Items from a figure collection
'''
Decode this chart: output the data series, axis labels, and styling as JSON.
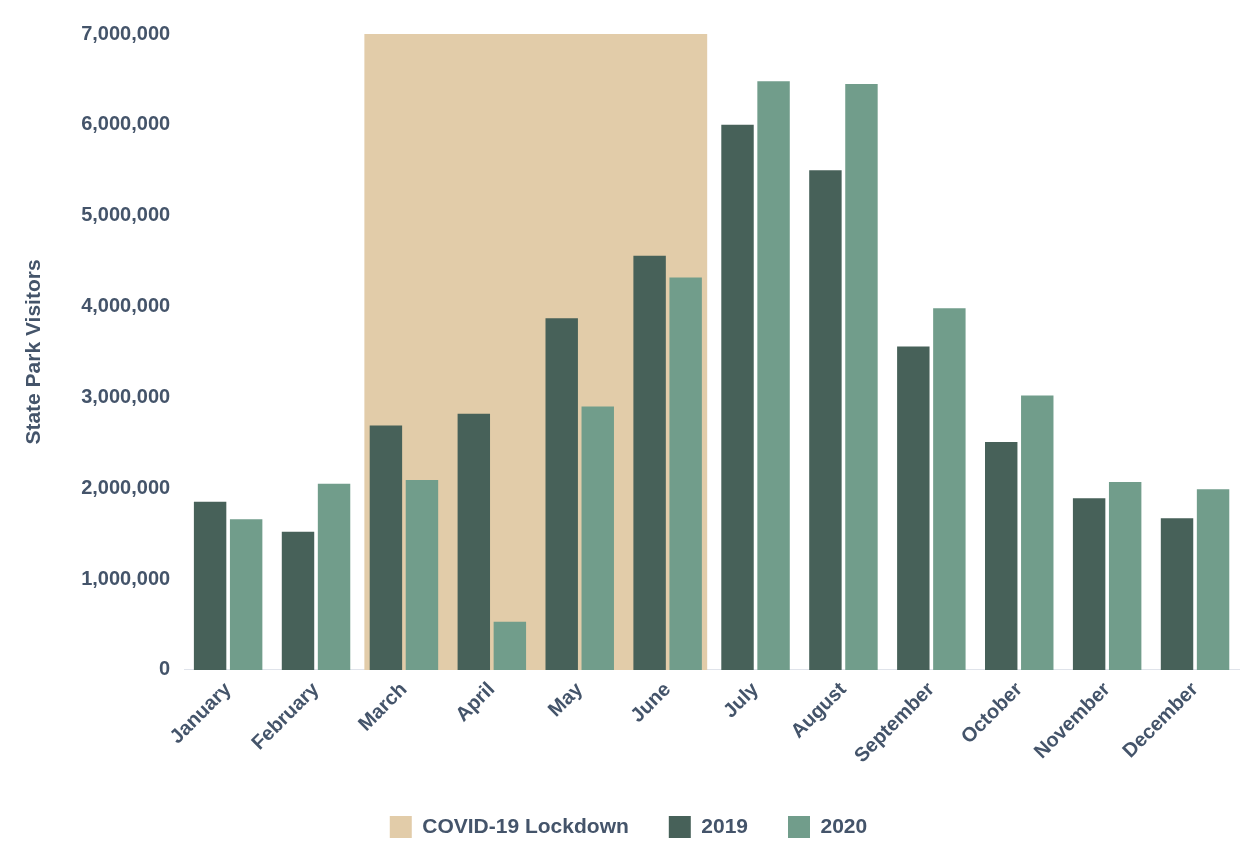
{
  "chart_data": {
    "type": "bar",
    "ylabel": "State Park Visitors",
    "categories": [
      "January",
      "February",
      "March",
      "April",
      "May",
      "June",
      "July",
      "August",
      "September",
      "October",
      "November",
      "December"
    ],
    "series": [
      {
        "name": "2019",
        "color": "#476159",
        "values": [
          1850000,
          1520000,
          2690000,
          2820000,
          3870000,
          4560000,
          6000000,
          5500000,
          3560000,
          2510000,
          1890000,
          1670000
        ]
      },
      {
        "name": "2020",
        "color": "#719d8b",
        "values": [
          1660000,
          2050000,
          2090000,
          530000,
          2900000,
          4320000,
          6480000,
          6450000,
          3980000,
          3020000,
          2070000,
          1990000
        ]
      }
    ],
    "bands": [
      {
        "axis": "x",
        "from": "March",
        "to": "June",
        "label": "COVID-19 Lockdown",
        "color": "#e2cca9"
      }
    ],
    "ylim": [
      0,
      7000000
    ],
    "yticks": [
      0,
      {
        "value": 1000000,
        "label": "1,000,000"
      },
      {
        "value": 2000000,
        "label": "2,000,000"
      },
      {
        "value": 3000000,
        "label": "3,000,000"
      },
      {
        "value": 4000000,
        "label": "4,000,000"
      },
      {
        "value": 5000000,
        "label": "5,000,000"
      },
      {
        "value": 6000000,
        "label": "6,000,000"
      },
      {
        "value": 7000000,
        "label": "7,000,000"
      }
    ],
    "grid": false,
    "legend": "bottom"
  }
}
'''
- [Written task]:
Return the full material word for word. Do not include the pictures.

- [Full response]:
Decode this chart: output the data series, axis labels, and styling as JSON.
{
  "chart_data": {
    "type": "bar",
    "ylabel": "State Park Visitors",
    "categories": [
      "January",
      "February",
      "March",
      "April",
      "May",
      "June",
      "July",
      "August",
      "September",
      "October",
      "November",
      "December"
    ],
    "series": [
      {
        "name": "2019",
        "color": "#476159",
        "values": [
          1850000,
          1520000,
          2690000,
          2820000,
          3870000,
          4560000,
          6000000,
          5500000,
          3560000,
          2510000,
          1890000,
          1670000
        ]
      },
      {
        "name": "2020",
        "color": "#719d8b",
        "values": [
          1660000,
          2050000,
          2090000,
          530000,
          2900000,
          4320000,
          6480000,
          6450000,
          3980000,
          3020000,
          2070000,
          1990000
        ]
      }
    ],
    "bands": [
      {
        "axis": "x",
        "from": "March",
        "to": "June",
        "label": "COVID-19 Lockdown",
        "color": "#e2cca9"
      }
    ],
    "ylim": [
      0,
      7000000
    ],
    "yticks": [
      0,
      {
        "value": 1000000,
        "label": "1,000,000"
      },
      {
        "value": 2000000,
        "label": "2,000,000"
      },
      {
        "value": 3000000,
        "label": "3,000,000"
      },
      {
        "value": 4000000,
        "label": "4,000,000"
      },
      {
        "value": 5000000,
        "label": "5,000,000"
      },
      {
        "value": 6000000,
        "label": "6,000,000"
      },
      {
        "value": 7000000,
        "label": "7,000,000"
      }
    ],
    "grid": false,
    "legend": "bottom"
  }
}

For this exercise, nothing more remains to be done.